(Exercise objective)
Reproduce all of the data exactly, with no line skipped.

(Given data)
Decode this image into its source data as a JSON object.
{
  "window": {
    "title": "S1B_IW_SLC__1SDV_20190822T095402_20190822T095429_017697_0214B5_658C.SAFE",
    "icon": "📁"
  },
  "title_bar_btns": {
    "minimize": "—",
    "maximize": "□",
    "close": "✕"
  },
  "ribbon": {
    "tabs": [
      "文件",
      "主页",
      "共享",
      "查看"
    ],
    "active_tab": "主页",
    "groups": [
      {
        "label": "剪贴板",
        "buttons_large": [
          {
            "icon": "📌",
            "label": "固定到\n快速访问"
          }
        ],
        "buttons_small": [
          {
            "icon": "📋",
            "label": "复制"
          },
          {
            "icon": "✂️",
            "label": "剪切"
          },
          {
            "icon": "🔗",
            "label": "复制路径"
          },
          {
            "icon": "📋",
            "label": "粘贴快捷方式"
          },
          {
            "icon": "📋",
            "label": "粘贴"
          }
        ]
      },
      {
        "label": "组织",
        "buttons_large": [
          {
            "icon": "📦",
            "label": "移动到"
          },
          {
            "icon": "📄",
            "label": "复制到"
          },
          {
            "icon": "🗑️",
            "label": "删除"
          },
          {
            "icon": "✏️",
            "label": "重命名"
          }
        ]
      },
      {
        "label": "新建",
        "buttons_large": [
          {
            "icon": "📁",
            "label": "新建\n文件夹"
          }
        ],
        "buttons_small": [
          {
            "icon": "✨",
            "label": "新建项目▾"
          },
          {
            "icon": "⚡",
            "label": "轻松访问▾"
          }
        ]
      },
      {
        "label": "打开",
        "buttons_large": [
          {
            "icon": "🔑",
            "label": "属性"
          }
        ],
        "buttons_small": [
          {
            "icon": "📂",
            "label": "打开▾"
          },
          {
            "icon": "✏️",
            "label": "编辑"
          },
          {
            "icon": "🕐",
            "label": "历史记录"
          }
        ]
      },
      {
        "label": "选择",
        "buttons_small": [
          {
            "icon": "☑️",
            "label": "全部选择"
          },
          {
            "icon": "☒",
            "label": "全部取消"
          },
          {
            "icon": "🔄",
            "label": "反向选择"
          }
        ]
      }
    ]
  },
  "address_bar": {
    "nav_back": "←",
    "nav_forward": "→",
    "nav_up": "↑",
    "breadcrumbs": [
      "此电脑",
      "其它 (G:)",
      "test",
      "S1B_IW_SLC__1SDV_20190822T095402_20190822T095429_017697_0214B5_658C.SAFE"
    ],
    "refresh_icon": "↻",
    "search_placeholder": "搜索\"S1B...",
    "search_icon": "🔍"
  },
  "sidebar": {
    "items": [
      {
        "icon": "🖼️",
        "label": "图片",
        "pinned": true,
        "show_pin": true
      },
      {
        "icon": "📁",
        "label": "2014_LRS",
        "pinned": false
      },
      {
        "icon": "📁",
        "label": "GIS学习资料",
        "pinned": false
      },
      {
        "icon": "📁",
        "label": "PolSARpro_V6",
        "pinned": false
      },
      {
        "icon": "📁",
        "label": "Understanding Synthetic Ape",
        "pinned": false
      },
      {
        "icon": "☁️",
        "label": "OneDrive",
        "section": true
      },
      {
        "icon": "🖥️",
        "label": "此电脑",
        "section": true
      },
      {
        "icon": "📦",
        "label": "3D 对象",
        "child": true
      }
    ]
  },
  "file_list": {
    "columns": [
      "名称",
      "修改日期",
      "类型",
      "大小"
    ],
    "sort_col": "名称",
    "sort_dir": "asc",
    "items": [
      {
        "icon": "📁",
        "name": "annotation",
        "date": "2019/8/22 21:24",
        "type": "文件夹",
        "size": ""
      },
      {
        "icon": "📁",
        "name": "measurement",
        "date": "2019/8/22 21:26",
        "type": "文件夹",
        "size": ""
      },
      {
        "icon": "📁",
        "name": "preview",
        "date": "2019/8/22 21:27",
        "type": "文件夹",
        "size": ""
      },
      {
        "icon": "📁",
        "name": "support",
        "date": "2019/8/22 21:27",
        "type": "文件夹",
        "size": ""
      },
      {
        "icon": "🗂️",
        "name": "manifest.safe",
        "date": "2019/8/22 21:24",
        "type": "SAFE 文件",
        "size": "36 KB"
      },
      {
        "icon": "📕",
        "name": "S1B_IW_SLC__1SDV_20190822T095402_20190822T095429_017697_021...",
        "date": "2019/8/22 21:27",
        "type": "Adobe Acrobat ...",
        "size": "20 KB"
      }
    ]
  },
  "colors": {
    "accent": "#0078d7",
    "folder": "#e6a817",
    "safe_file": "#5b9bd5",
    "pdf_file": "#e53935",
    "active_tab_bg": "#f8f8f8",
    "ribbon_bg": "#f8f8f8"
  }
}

(Result of this exercise)
Decode this image into its source data as a JSON object.
{
  "window": {
    "title": "S1B_IW_SLC__1SDV_20190822T095402_20190822T095429_017697_0214B5_658C.SAFE",
    "icon": "📁"
  },
  "title_bar_btns": {
    "minimize": "—",
    "maximize": "□",
    "close": "✕"
  },
  "ribbon": {
    "tabs": [
      "文件",
      "主页",
      "共享",
      "查看"
    ],
    "active_tab": "主页",
    "groups": [
      {
        "label": "剪贴板",
        "buttons_large": [
          {
            "icon": "📌",
            "label": "固定到\n快速访问"
          }
        ],
        "buttons_small": [
          {
            "icon": "📋",
            "label": "复制"
          },
          {
            "icon": "✂️",
            "label": "剪切"
          },
          {
            "icon": "🔗",
            "label": "复制路径"
          },
          {
            "icon": "📋",
            "label": "粘贴快捷方式"
          },
          {
            "icon": "📋",
            "label": "粘贴"
          }
        ]
      },
      {
        "label": "组织",
        "buttons_large": [
          {
            "icon": "📦",
            "label": "移动到"
          },
          {
            "icon": "📄",
            "label": "复制到"
          },
          {
            "icon": "🗑️",
            "label": "删除"
          },
          {
            "icon": "✏️",
            "label": "重命名"
          }
        ]
      },
      {
        "label": "新建",
        "buttons_large": [
          {
            "icon": "📁",
            "label": "新建\n文件夹"
          }
        ],
        "buttons_small": [
          {
            "icon": "✨",
            "label": "新建项目▾"
          },
          {
            "icon": "⚡",
            "label": "轻松访问▾"
          }
        ]
      },
      {
        "label": "打开",
        "buttons_large": [
          {
            "icon": "🔑",
            "label": "属性"
          }
        ],
        "buttons_small": [
          {
            "icon": "📂",
            "label": "打开▾"
          },
          {
            "icon": "✏️",
            "label": "编辑"
          },
          {
            "icon": "🕐",
            "label": "历史记录"
          }
        ]
      },
      {
        "label": "选择",
        "buttons_small": [
          {
            "icon": "☑️",
            "label": "全部选择"
          },
          {
            "icon": "☒",
            "label": "全部取消"
          },
          {
            "icon": "🔄",
            "label": "反向选择"
          }
        ]
      }
    ]
  },
  "address_bar": {
    "nav_back": "←",
    "nav_forward": "→",
    "nav_up": "↑",
    "breadcrumbs": [
      "此电脑",
      "其它 (G:)",
      "test",
      "S1B_IW_SLC__1SDV_20190822T095402_20190822T095429_017697_0214B5_658C.SAFE"
    ],
    "refresh_icon": "↻",
    "search_placeholder": "搜索\"S1B...",
    "search_icon": "🔍"
  },
  "sidebar": {
    "items": [
      {
        "icon": "🖼️",
        "label": "图片",
        "pinned": true,
        "show_pin": true
      },
      {
        "icon": "📁",
        "label": "2014_LRS",
        "pinned": false
      },
      {
        "icon": "📁",
        "label": "GIS学习资料",
        "pinned": false
      },
      {
        "icon": "📁",
        "label": "PolSARpro_V6",
        "pinned": false
      },
      {
        "icon": "📁",
        "label": "Understanding Synthetic Ape",
        "pinned": false
      },
      {
        "icon": "☁️",
        "label": "OneDrive",
        "section": true
      },
      {
        "icon": "🖥️",
        "label": "此电脑",
        "section": true
      },
      {
        "icon": "📦",
        "label": "3D 对象",
        "child": true
      }
    ]
  },
  "file_list": {
    "columns": [
      "名称",
      "修改日期",
      "类型",
      "大小"
    ],
    "sort_col": "名称",
    "sort_dir": "asc",
    "items": [
      {
        "icon": "📁",
        "name": "annotation",
        "date": "2019/8/22 21:24",
        "type": "文件夹",
        "size": ""
      },
      {
        "icon": "📁",
        "name": "measurement",
        "date": "2019/8/22 21:26",
        "type": "文件夹",
        "size": ""
      },
      {
        "icon": "📁",
        "name": "preview",
        "date": "2019/8/22 21:27",
        "type": "文件夹",
        "size": ""
      },
      {
        "icon": "📁",
        "name": "support",
        "date": "2019/8/22 21:27",
        "type": "文件夹",
        "size": ""
      },
      {
        "icon": "🗂️",
        "name": "manifest.safe",
        "date": "2019/8/22 21:24",
        "type": "SAFE 文件",
        "size": "36 KB"
      },
      {
        "icon": "📕",
        "name": "S1B_IW_SLC__1SDV_20190822T095402_20190822T095429_017697_021...",
        "date": "2019/8/22 21:27",
        "type": "Adobe Acrobat ...",
        "size": "20 KB"
      }
    ]
  },
  "colors": {
    "accent": "#0078d7",
    "folder": "#e6a817",
    "safe_file": "#5b9bd5",
    "pdf_file": "#e53935",
    "active_tab_bg": "#f8f8f8",
    "ribbon_bg": "#f8f8f8"
  }
}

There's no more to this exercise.